⟨

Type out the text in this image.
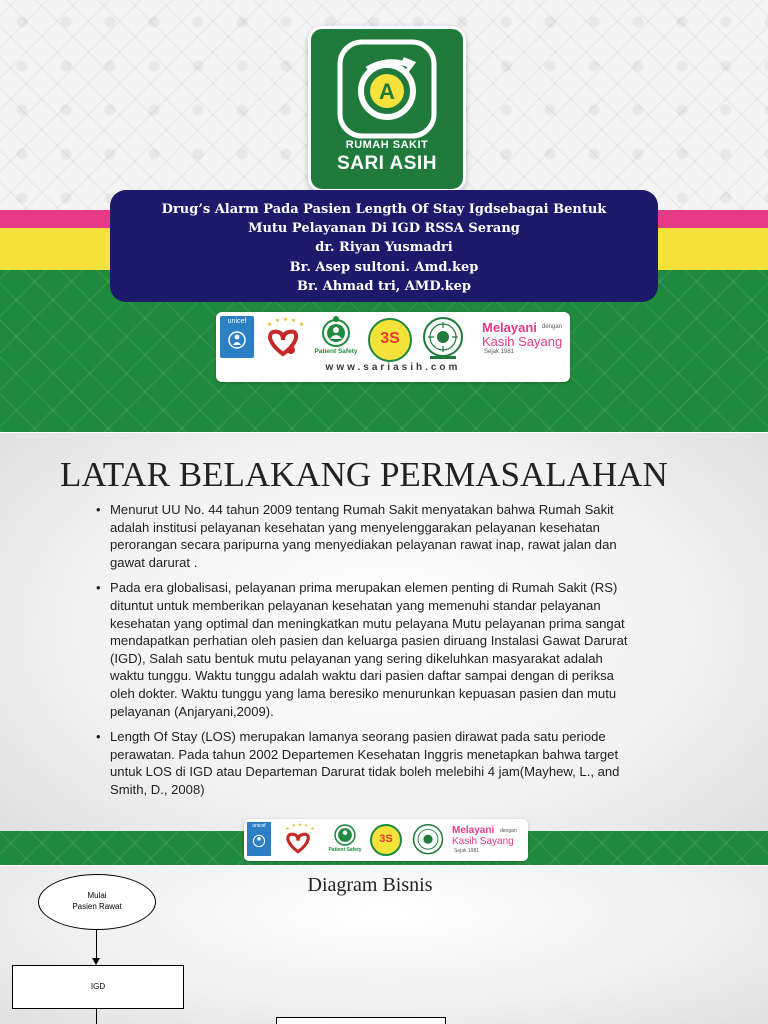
A
RUMAH SAKIT
SARI ASIH
Drug’s Alarm Pada Pasien Length Of Stay Igdsebagai Bentuk
Mutu Pelayanan Di IGD RSSA Serang
dr. Riyan Yusmadri
Br. Asep sultoni. Amd.kep
Br. Ahmad tri, AMD.kep
unicef
Patient Safety
3S
Melayani dengan
Kasih Sayang
Sejak 1981
www.sariasih.com
LATAR BELAKANG PERMASALAHAN
• Menurut UU No. 44 tahun 2009 tentang Rumah Sakit menyatakan bahwa Rumah Sakit adalah institusi pelayanan kesehatan yang menyelenggarakan pelayanan kesehatan perorangan secara paripurna yang menyediakan pelayanan rawat inap, rawat jalan dan gawat darurat .
• Pada era globalisasi, pelayanan prima merupakan elemen penting di Rumah Sakit (RS) dituntut untuk memberikan pelayanan kesehatan yang memenuhi standar pelayanan kesehatan yang optimal dan meningkatkan mutu pelayana Mutu pelayanan prima sangat mendapatkan perhatian oleh pasien dan keluarga pasien diruang Instalasi Gawat Darurat (IGD), Salah satu bentuk mutu pelayanan yang sering dikeluhkan masyarakat adalah waktu tunggu. Waktu tunggu adalah waktu dari pasien daftar sampai dengan di periksa oleh dokter. Waktu tunggu yang lama beresiko menurunkan kepuasan pasien dan mutu pelayanan (Anjaryani,2009).
• Length Of Stay (LOS) merupakan lamanya seorang pasien dirawat pada satu periode perawatan. Pada tahun 2002 Departemen Kesehatan Inggris menetapkan bahwa target untuk LOS di IGD atau Departeman Darurat tidak boleh melebihi 4 jam(Mayhew, L., and Smith, D., 2008)
unicef
Patient Safety
3S
Melayani dengan
Kasih Sayang
Sejak 1981
Diagram Bisnis
Mulai
Pasien Rawat
IGD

⟩

** Directive **
All the lines above are to be reproduced exactly, except the pictures.

** Task response **
Type out the text in this image.
A
RUMAH SAKIT
SARI ASIH
Drug’s Alarm Pada Pasien Length Of Stay Igdsebagai Bentuk
Mutu Pelayanan Di IGD RSSA Serang
dr. Riyan Yusmadri
Br. Asep sultoni. Amd.kep
Br. Ahmad tri, AMD.kep
unicef
Patient Safety
3S
Melayani dengan
Kasih Sayang
Sejak 1981
www.sariasih.com
LATAR BELAKANG PERMASALAHAN
• Menurut UU No. 44 tahun 2009 tentang Rumah Sakit menyatakan bahwa Rumah Sakit adalah institusi pelayanan kesehatan yang menyelenggarakan pelayanan kesehatan perorangan secara paripurna yang menyediakan pelayanan rawat inap, rawat jalan dan gawat darurat .
• Pada era globalisasi, pelayanan prima merupakan elemen penting di Rumah Sakit (RS) dituntut untuk memberikan pelayanan kesehatan yang memenuhi standar pelayanan kesehatan yang optimal dan meningkatkan mutu pelayana Mutu pelayanan prima sangat mendapatkan perhatian oleh pasien dan keluarga pasien diruang Instalasi Gawat Darurat (IGD), Salah satu bentuk mutu pelayanan yang sering dikeluhkan masyarakat adalah waktu tunggu. Waktu tunggu adalah waktu dari pasien daftar sampai dengan di periksa oleh dokter. Waktu tunggu yang lama beresiko menurunkan kepuasan pasien dan mutu pelayanan (Anjaryani,2009).
• Length Of Stay (LOS) merupakan lamanya seorang pasien dirawat pada satu periode perawatan. Pada tahun 2002 Departemen Kesehatan Inggris menetapkan bahwa target untuk LOS di IGD atau Departeman Darurat tidak boleh melebihi 4 jam(Mayhew, L., and Smith, D., 2008)
unicef
Patient Safety
3S
Melayani dengan
Kasih Sayang
Sejak 1981
Diagram Bisnis
Mulai
Pasien Rawat
IGD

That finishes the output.